(Stored items)
......

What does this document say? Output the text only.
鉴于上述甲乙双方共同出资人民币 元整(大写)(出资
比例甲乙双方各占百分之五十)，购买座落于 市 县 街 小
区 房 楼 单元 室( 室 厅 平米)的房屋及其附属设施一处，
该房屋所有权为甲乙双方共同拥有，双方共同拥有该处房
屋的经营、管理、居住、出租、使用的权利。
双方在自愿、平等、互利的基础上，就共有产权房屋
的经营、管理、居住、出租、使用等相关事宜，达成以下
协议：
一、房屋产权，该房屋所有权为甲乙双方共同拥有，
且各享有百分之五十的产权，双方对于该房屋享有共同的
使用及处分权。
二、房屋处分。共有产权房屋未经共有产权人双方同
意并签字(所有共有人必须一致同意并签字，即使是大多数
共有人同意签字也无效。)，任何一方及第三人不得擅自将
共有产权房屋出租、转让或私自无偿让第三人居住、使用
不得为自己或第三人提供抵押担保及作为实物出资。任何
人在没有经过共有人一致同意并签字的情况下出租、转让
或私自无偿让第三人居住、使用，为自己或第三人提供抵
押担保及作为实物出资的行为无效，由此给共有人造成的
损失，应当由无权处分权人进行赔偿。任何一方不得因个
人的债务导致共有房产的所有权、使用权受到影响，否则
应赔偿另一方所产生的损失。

......

### What the exercise asks
Faithfully transcribe the whole of the data.

### Written answer
What does this document say? Output the text only.
鉴于上述甲乙双方共同出资人民币 元整(大写)(出资
比例甲乙双方各占百分之五十)，购买座落于 市 县 街 小
区 房 楼 单元 室( 室 厅 平米)的房屋及其附属设施一处，
该房屋所有权为甲乙双方共同拥有，双方共同拥有该处房
屋的经营、管理、居住、出租、使用的权利。
双方在自愿、平等、互利的基础上，就共有产权房屋
的经营、管理、居住、出租、使用等相关事宜，达成以下
协议：
一、房屋产权，该房屋所有权为甲乙双方共同拥有，
且各享有百分之五十的产权，双方对于该房屋享有共同的
使用及处分权。
二、房屋处分。共有产权房屋未经共有产权人双方同
意并签字(所有共有人必须一致同意并签字，即使是大多数
共有人同意签字也无效。)，任何一方及第三人不得擅自将
共有产权房屋出租、转让或私自无偿让第三人居住、使用
不得为自己或第三人提供抵押担保及作为实物出资。任何
人在没有经过共有人一致同意并签字的情况下出租、转让
或私自无偿让第三人居住、使用，为自己或第三人提供抵
押担保及作为实物出资的行为无效，由此给共有人造成的
损失，应当由无权处分权人进行赔偿。任何一方不得因个
人的债务导致共有房产的所有权、使用权受到影响，否则
应赔偿另一方所产生的损失。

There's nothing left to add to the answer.